● Your objective:
Gather, from the data below, each line in which the word "text" occurs.

--------------------------------

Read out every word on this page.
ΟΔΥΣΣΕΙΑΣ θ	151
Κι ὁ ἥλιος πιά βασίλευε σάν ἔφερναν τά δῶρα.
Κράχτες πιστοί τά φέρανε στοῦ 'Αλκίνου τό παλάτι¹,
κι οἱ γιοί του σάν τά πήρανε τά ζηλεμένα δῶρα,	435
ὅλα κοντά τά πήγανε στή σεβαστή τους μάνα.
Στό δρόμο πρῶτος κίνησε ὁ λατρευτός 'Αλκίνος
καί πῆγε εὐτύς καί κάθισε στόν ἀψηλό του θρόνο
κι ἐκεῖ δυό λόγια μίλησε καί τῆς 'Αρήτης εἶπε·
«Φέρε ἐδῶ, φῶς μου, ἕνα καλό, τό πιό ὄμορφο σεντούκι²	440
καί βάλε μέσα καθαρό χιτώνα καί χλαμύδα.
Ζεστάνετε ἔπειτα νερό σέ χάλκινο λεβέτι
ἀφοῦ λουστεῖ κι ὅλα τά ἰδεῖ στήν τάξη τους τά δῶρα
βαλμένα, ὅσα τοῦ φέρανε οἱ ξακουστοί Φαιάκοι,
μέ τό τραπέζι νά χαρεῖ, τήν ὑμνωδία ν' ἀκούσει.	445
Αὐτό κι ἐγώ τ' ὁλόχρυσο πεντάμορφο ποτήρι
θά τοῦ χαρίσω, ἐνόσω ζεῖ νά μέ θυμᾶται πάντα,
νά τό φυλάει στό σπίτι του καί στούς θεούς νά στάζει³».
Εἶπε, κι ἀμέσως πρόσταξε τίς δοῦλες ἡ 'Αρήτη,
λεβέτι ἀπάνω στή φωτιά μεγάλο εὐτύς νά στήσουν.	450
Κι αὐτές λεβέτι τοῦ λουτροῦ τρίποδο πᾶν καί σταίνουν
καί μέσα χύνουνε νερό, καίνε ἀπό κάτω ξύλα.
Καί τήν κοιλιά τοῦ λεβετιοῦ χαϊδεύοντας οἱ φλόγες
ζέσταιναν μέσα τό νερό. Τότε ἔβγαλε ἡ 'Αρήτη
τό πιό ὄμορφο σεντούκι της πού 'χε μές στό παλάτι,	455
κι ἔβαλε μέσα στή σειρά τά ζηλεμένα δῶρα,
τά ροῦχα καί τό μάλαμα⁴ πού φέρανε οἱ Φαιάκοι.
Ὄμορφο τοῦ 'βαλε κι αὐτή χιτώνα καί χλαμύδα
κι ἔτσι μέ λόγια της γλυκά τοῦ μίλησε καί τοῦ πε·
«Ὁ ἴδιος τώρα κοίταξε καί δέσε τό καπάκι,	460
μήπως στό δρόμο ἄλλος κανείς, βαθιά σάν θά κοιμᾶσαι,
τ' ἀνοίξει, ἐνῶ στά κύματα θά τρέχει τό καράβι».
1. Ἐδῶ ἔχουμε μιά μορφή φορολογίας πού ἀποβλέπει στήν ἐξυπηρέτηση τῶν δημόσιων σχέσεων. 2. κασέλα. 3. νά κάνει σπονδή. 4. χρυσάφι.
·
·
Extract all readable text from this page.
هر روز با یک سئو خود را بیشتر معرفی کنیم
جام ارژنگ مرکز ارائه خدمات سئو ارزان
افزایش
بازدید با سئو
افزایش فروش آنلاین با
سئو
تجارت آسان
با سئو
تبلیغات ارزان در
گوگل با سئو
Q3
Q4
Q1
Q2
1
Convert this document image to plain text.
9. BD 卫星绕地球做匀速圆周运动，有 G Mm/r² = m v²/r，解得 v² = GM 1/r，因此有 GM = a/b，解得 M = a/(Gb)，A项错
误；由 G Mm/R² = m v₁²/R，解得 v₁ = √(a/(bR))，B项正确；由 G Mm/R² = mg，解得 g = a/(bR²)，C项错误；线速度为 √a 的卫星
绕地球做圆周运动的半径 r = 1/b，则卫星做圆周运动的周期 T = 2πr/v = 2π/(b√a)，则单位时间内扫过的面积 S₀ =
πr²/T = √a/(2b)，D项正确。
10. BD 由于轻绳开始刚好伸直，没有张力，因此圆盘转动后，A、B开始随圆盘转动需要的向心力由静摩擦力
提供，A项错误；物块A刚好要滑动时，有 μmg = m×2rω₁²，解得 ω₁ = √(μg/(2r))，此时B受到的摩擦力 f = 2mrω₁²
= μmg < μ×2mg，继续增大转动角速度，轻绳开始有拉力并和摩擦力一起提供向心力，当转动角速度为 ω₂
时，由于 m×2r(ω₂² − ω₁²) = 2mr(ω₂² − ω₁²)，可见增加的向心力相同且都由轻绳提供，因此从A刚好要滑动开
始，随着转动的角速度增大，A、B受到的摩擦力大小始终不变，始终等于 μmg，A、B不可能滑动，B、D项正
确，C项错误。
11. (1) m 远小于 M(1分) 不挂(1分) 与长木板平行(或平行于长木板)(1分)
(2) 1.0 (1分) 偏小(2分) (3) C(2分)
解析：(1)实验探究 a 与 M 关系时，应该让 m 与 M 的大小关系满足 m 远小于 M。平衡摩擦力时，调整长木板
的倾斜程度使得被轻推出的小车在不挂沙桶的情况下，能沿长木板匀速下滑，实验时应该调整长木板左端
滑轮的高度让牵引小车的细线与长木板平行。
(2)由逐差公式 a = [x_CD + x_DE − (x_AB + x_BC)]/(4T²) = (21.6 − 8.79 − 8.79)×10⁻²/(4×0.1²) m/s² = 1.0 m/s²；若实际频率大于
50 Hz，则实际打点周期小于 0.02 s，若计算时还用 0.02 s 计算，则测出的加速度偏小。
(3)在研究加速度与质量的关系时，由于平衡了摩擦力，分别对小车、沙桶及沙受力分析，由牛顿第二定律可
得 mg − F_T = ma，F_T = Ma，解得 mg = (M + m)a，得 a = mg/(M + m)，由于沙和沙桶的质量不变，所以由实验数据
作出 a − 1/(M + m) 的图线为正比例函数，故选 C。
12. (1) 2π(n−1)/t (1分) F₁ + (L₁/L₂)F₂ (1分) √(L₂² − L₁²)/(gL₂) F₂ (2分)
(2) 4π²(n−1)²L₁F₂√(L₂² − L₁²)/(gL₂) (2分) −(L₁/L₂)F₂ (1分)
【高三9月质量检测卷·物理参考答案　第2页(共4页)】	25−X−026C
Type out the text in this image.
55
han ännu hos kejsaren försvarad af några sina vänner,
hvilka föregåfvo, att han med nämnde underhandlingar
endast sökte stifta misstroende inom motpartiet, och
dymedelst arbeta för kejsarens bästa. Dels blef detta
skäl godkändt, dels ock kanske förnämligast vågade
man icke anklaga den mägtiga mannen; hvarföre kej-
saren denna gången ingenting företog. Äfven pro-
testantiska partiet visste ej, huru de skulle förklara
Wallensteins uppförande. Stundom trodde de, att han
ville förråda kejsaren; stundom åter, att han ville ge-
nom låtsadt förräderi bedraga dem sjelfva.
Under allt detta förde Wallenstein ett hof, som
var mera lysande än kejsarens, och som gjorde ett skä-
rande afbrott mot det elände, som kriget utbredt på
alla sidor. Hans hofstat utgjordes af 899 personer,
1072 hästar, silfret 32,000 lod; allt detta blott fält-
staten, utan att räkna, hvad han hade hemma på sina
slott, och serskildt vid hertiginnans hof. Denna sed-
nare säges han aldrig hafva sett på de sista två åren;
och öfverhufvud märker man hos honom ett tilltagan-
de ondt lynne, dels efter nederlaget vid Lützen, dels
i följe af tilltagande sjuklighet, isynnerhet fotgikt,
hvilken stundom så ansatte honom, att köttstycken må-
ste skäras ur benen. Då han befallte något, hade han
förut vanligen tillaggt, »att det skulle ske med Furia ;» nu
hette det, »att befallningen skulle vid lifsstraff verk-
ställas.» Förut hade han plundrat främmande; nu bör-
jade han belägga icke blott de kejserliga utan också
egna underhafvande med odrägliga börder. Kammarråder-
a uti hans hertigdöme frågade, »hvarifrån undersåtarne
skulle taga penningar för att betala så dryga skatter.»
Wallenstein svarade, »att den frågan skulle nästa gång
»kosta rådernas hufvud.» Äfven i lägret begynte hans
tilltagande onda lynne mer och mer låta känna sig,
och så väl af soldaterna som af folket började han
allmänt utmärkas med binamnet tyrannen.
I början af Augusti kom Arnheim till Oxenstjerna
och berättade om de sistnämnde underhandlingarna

--------------------------------

● Correct answer:
Extract all readable text from this page.
Convert this document image to plain text.
Type out the text in this image.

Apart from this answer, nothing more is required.